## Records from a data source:
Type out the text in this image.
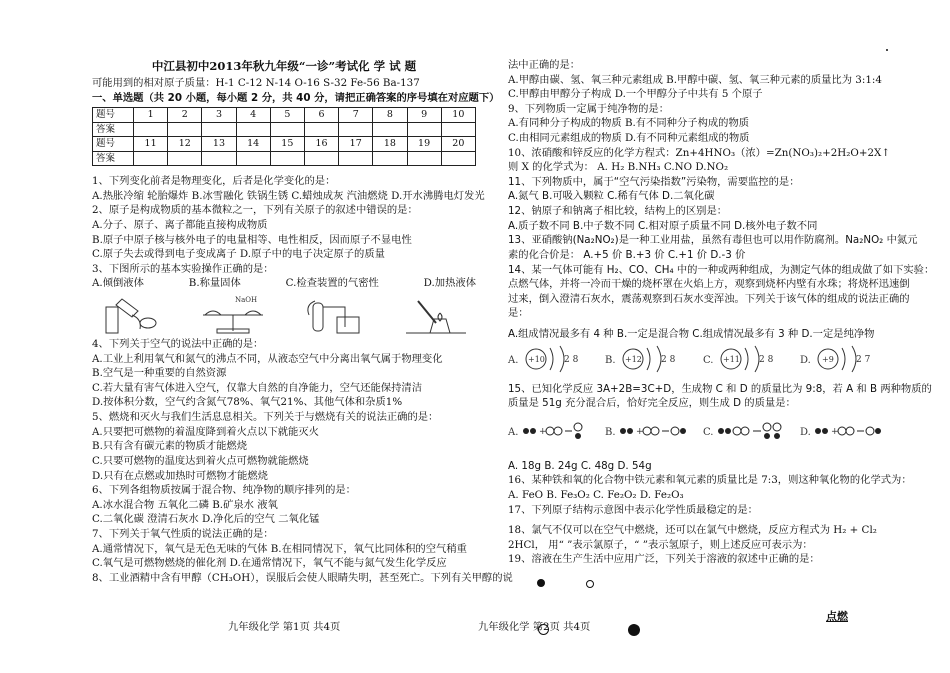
中江县初中2013年秋九年级“一诊”考试化 学 试 题
可能用到的相对原子质量：H-1 C-12 N-14 O-16 S-32 Fe-56 Ba-137
一、单选题（共 20 小题，每小题 2 分，共 40 分，请把正确答案的序号填在对应题下）
题号	1	2	3	4	5	6	7	8	9	10
答案										
题号	11	12	13	14	15	16	17	18	19	20
答案										
1、下列变化前者是物理变化，后者是化学变化的是：
A.热胀冷缩 轮胎爆炸 B.冰雪融化 铁锅生锈 C.蜡烛成灰 汽油燃烧 D.开水沸腾电灯发光
2、原子是构成物质的基本微粒之一，下列有关原子的叙述中错误的是：
A.分子、原子、离子都能直接构成物质
B.原子中原子核与核外电子的电量相等、电性相反，因而原子不显电性
C.原子失去或得到电子变成离子 D.原子中的电子决定原子的质量
3、下图所示的基本实验操作正确的是：
A.倾倒液体	B.称量固体	C.检查装置的气密性	D.加热液体
NaOH
4、下列关于空气的说法中正确的是：
A.工业上利用氧气和氮气的沸点不同，从液态空气中分离出氧气属于物理变化
B.空气是一种重要的自然资源
C.若大量有害气体进入空气，仅靠大自然的自净能力，空气还能保持清洁
D.按体积分数，空气约含氮气78%、氧气21%、其他气体和杂质1%
5、燃烧和灭火与我们生活息息相关。下列关于与燃烧有关的说法正确的是：
A.只要把可燃物的着温度降到着火点以下就能灭火
B.只有含有碳元素的物质才能燃烧
C.只要可燃物的温度达到着火点可燃物就能燃烧
D.只有在点燃或加热时可燃物才能燃烧
6、下列各组物质按属于混合物、纯净物的顺序排列的是：
A.冰水混合物 五氧化二磷 B.矿泉水 液氧
C.二氧化碳 澄清石灰水 D.净化后的空气 二氧化锰
7、下列关于氧气性质的说法正确的是：
A.通常情况下，氧气是无色无味的气体 B.在相同情况下，氧气比同体积的空气稍重
C.氧气是可燃物燃烧的催化剂 D.在通常情况下，氧气不能与氮气发生化学反应
8、工业酒精中含有甲醇（CH₃OH），误服后会使人眼睛失明，甚至死亡。下列有关甲醇的说
法中正确的是：
A.甲醇由碳、氢、氧三种元素组成 B.甲醇中碳、氢、氧三种元素的质量比为 3:1:4
C.甲醇由甲醇分子构成 D.一个甲醇分子中共有 5 个原子
9、下列物质一定属于纯净物的是：
A.有同种分子构成的物质 B.有不同种分子构成的物质
C.由相同元素组成的物质 D.有不同种元素组成的物质
10、浓硝酸和锌反应的化学方程式：Zn+4HNO₃（浓）=Zn(NO₃)₂+2H₂O+2X↑
则 X 的化学式为： A. H₂ B.NH₃ C.NO D.NO₂
11、下列物质中，属于“空气污染指数”污染物，需要监控的是：
A.氮气 B.可吸入颗粒 C.稀有气体 D.二氧化碳
12、钠原子和钠离子相比较，结构上的区别是：
A.质子数不同 B.中子数不同 C.相对原子质量不同 D.核外电子数不同
13、亚硝酸钠(Na₂NO₂)是一种工业用盐，虽然有毒但也可以用作防腐剂。Na₂NO₂ 中氮元
素的化合价是： A.+5 价 B.+3 价 C.+1 价 D.-3 价
14、某一气体可能有 H₂、CO、CH₄ 中的一种或两种组成，为测定气体的组成做了如下实验：
点燃气体，并将一冷而干燥的烧杯罩在火焰上方，观察到烧杯内壁有水珠；将烧杯迅速倒
过来，倒入澄清石灰水，震荡观察到石灰水变浑浊。下列关于该气体的组成的说法正确的
是：
A.组成情况最多有 4 种 B.一定是混合物 C.组成情况最多有 3 种 D.一定是纯净物
A. +10 2 8	B. +12 2 8	C. +11 2 8	D. +9 2 7
15、已知化学反应 3A+2B=3C+D，生成物 C 和 D 的质量比为 9:8，若 A 和 B 两种物质的
质量是 51g 充分混合后，恰好完全反应，则生成 D 的质量是：
A. +	B. +	C.	D. +
A. 18g B. 24g C. 48g D. 54g
16、某种铁和氧的化合物中铁元素和氧元素的质量比是 7:3，则这种氧化物的化学式为：
A. FeO B. Fe₃O₂ C. Fe₂O₂ D. Fe₂O₃
17、下列原子结构示意图中表示化学性质最稳定的是：
18、氯气不仅可以在空气中燃烧，还可以在氯气中燃烧，反应方程式为 H₂ + Cl₂
2HCl， 用“ ”表示氯原子，“ ”表示氢原子，则上述反应可表示为：
19、溶液在生产生活中应用广泛，下列关于溶液的叙述中正确的是：
点燃
九年级化学 第1页 共4页	九年级化学 第2页 共4页
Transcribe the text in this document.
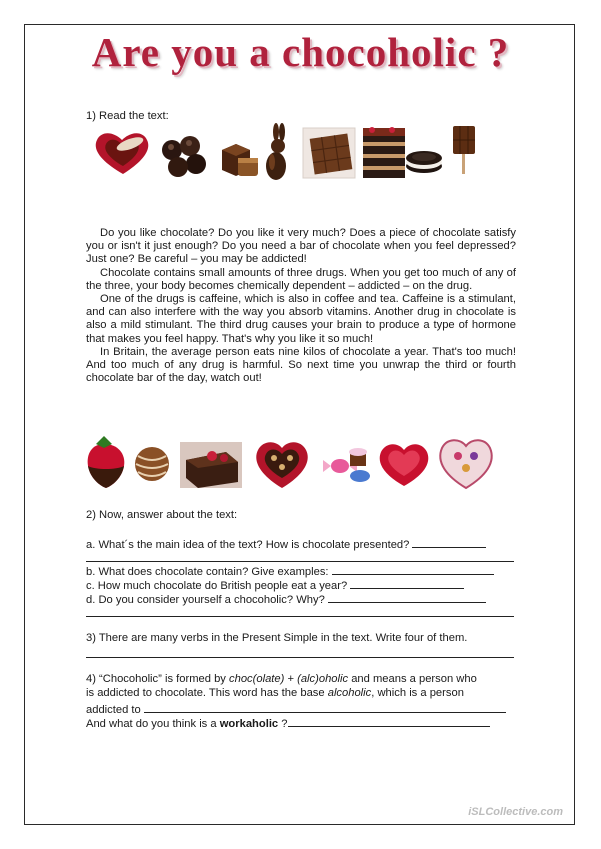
Are you a chocoholic ?
1) Read the text:

Do you like chocolate? Do you like it very much? Does a piece of chocolate satisfy you or isn't it just enough? Do you need a bar of chocolate when you feel depressed? Just one? Be careful – you may be addicted!

Chocolate contains small amounts of three drugs. When you get too much of any of the three, your body becomes chemically dependent – addicted – on the drug.

One of the drugs is caffeine, which is also in coffee and tea. Caffeine is a stimulant, and can also interfere with the way you absorb vitamins. Another drug in chocolate is also a mild stimulant. The third drug causes your brain to produce a type of hormone that makes you feel happy. That's why you like it so much!

In Britain, the average person eats nine kilos of chocolate a year. That's too much! And too much of any drug is harmful. So next time you unwrap the third or fourth chocolate bar of the day, watch out!

2) Now, answer about the text:
a. What´s the main idea of the text? How is chocolate presented?
b. What does chocolate contain? Give examples:
c. How much chocolate do British people eat a year?
d. Do you consider yourself a chocoholic? Why?
3) There are many verbs in the Present Simple in the text. Write four of them.
4) “Chocoholic” is formed by choc(olate) + (alc)oholic and means a person who
is addicted to chocolate. This word has the base alcoholic, which is a person
addicted to
And what do you think is a workaholic ?
iSLCollective.com
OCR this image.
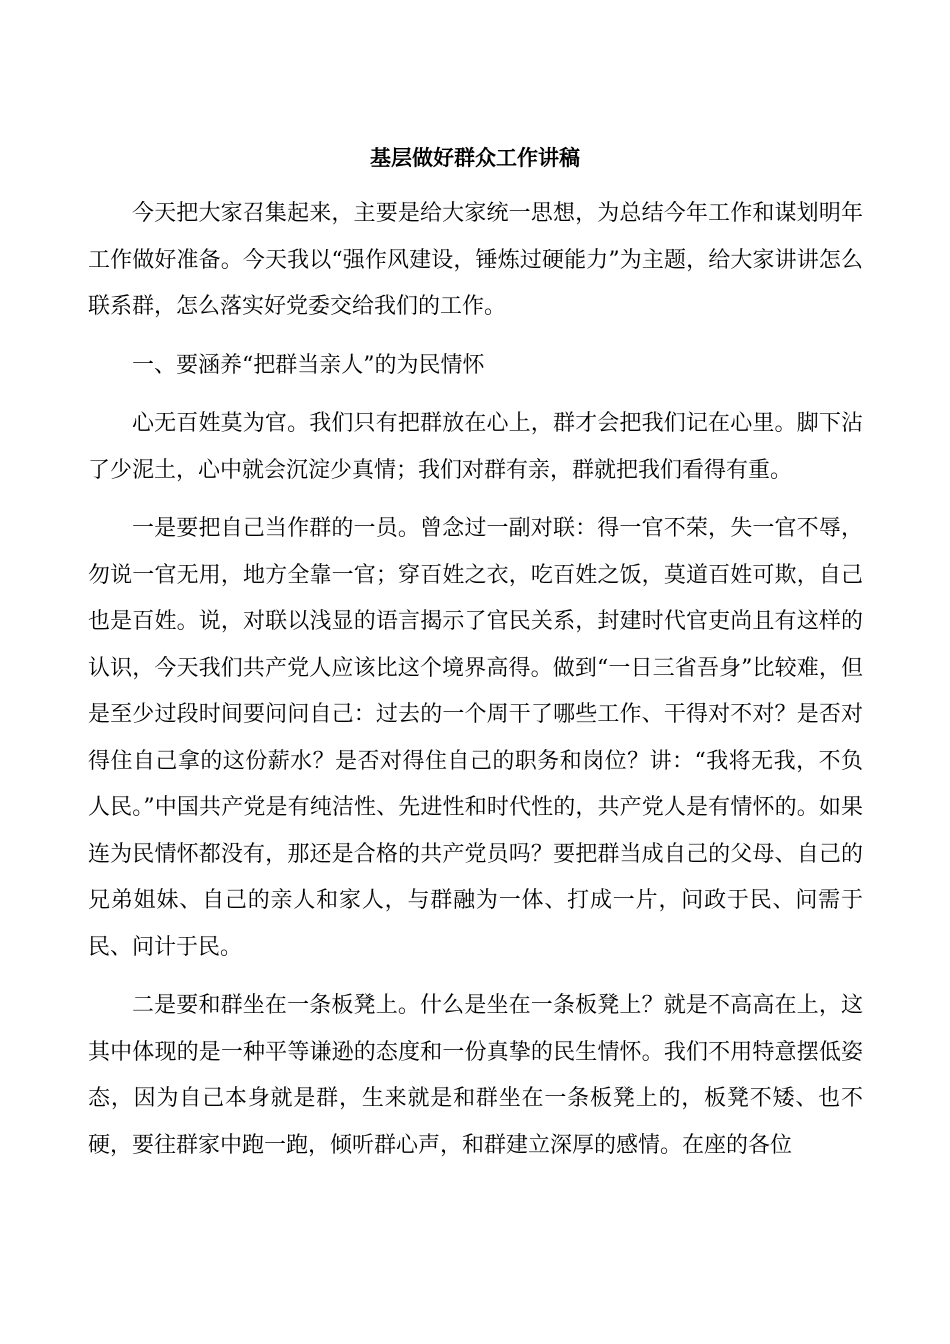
基层做好群众工作讲稿

今天把大家召集起来，主要是给大家统一思想，为总结今年工作和谋划明年工作做好准备。今天我以“强作风建设，锤炼过硬能力”为主题，给大家讲讲怎么联系群，怎么落实好党委交给我们的工作。

一、要涵养“把群当亲人”的为民情怀

心无百姓莫为官。我们只有把群放在心上，群才会把我们记在心里。脚下沾了少泥土，心中就会沉淀少真情；我们对群有亲，群就把我们看得有重。

一是要把自己当作群的一员。曾念过一副对联：得一官不荣，失一官不辱，勿说一官无用，地方全靠一官；穿百姓之衣，吃百姓之饭，莫道百姓可欺，自己也是百姓。说，对联以浅显的语言揭示了官民关系，封建时代官吏尚且有这样的认识，今天我们共产党人应该比这个境界高得。做到“一日三省吾身”比较难，但是至少过段时间要问问自己：过去的一个周干了哪些工作、干得对不对？是否对得住自己拿的这份薪水？是否对得住自己的职务和岗位？讲：“我将无我，不负人民。”中国共产党是有纯洁性、先进性和时代性的，共产党人是有情怀的。如果连为民情怀都没有，那还是合格的共产党员吗？要把群当成自己的父母、自己的兄弟姐妹、自己的亲人和家人，与群融为一体、打成一片，问政于民、问需于民、问计于民。

二是要和群坐在一条板凳上。什么是坐在一条板凳上？就是不高高在上，这其中体现的是一种平等谦逊的态度和一份真挚的民生情怀。我们不用特意摆低姿态，因为自己本身就是群，生来就是和群坐在一条板凳上的，板凳不矮、也不硬，要往群家中跑一跑，倾听群心声，和群建立深厚的感情。在座的各位
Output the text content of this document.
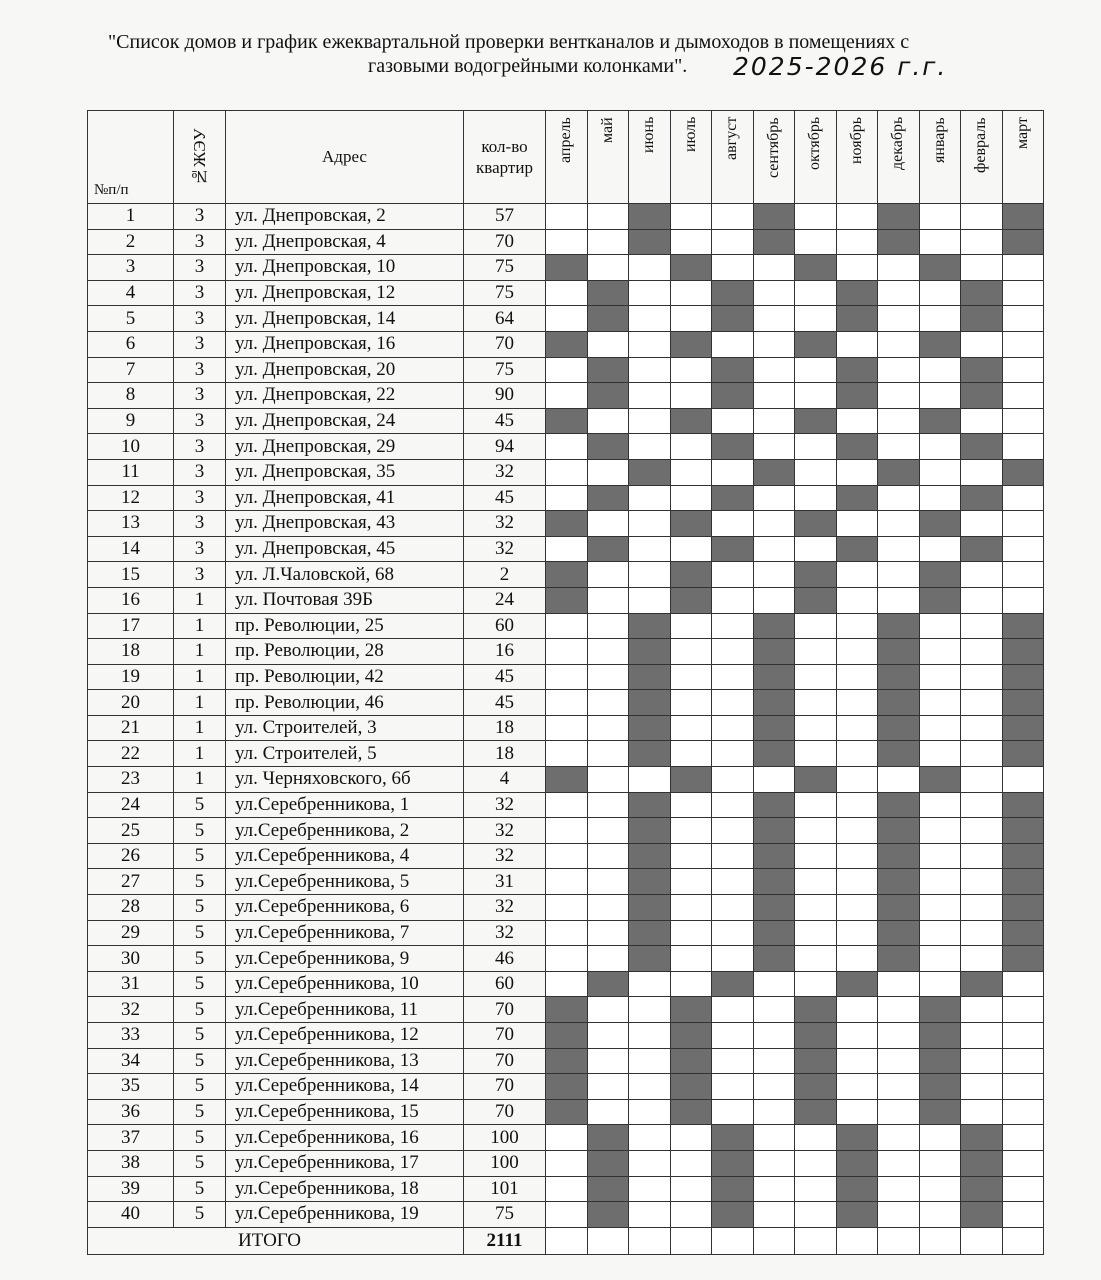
"Список домов и график ежеквартальной проверки вентканалов и дымоходов в помещениях с
газовыми водогрейными колонками". 2025-2026 г.г.
№п/п	№ЖЭУ	Адрес	кол-во квартир	апрель	май	июнь	июль	август	сентябрь	октябрь	ноябрь	декабрь	январь	февраль	март

1	3	ул. Днепровская, 2	57												
2	3	ул. Днепровская, 4	70												
3	3	ул. Днепровская, 10	75												
4	3	ул. Днепровская, 12	75												
5	3	ул. Днепровская, 14	64												
6	3	ул. Днепровская, 16	70												
7	3	ул. Днепровская, 20	75												
8	3	ул. Днепровская, 22	90												
9	3	ул. Днепровская, 24	45												
10	3	ул. Днепровская, 29	94												
11	3	ул. Днепровская, 35	32												
12	3	ул. Днепровская, 41	45												
13	3	ул. Днепровская, 43	32												
14	3	ул. Днепровская, 45	32												
15	3	ул. Л.Чаловской, 68	2												
16	1	ул. Почтовая 39Б	24												
17	1	пр. Революции, 25	60												
18	1	пр. Революции, 28	16												
19	1	пр. Революции, 42	45												
20	1	пр. Революции, 46	45												
21	1	ул. Строителей, 3	18												
22	1	ул. Строителей, 5	18												
23	1	ул. Черняховского, 6б	4												
24	5	ул.Серебренникова, 1	32												
25	5	ул.Серебренникова, 2	32												
26	5	ул.Серебренникова, 4	32												
27	5	ул.Серебренникова, 5	31												
28	5	ул.Серебренникова, 6	32												
29	5	ул.Серебренникова, 7	32												
30	5	ул.Серебренникова, 9	46												
31	5	ул.Серебренникова, 10	60												
32	5	ул.Серебренникова, 11	70												
33	5	ул.Серебренникова, 12	70												
34	5	ул.Серебренникова, 13	70												
35	5	ул.Серебренникова, 14	70												
36	5	ул.Серебренникова, 15	70												
37	5	ул.Серебренникова, 16	100												
38	5	ул.Серебренникова, 17	100												
39	5	ул.Серебренникова, 18	101												
40	5	ул.Серебренникова, 19	75												
ИТОГО			2111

## GIVEN EXERCISE:
What is the number of lines containing "image"? Give that number only.

## FULL ANSWER:
2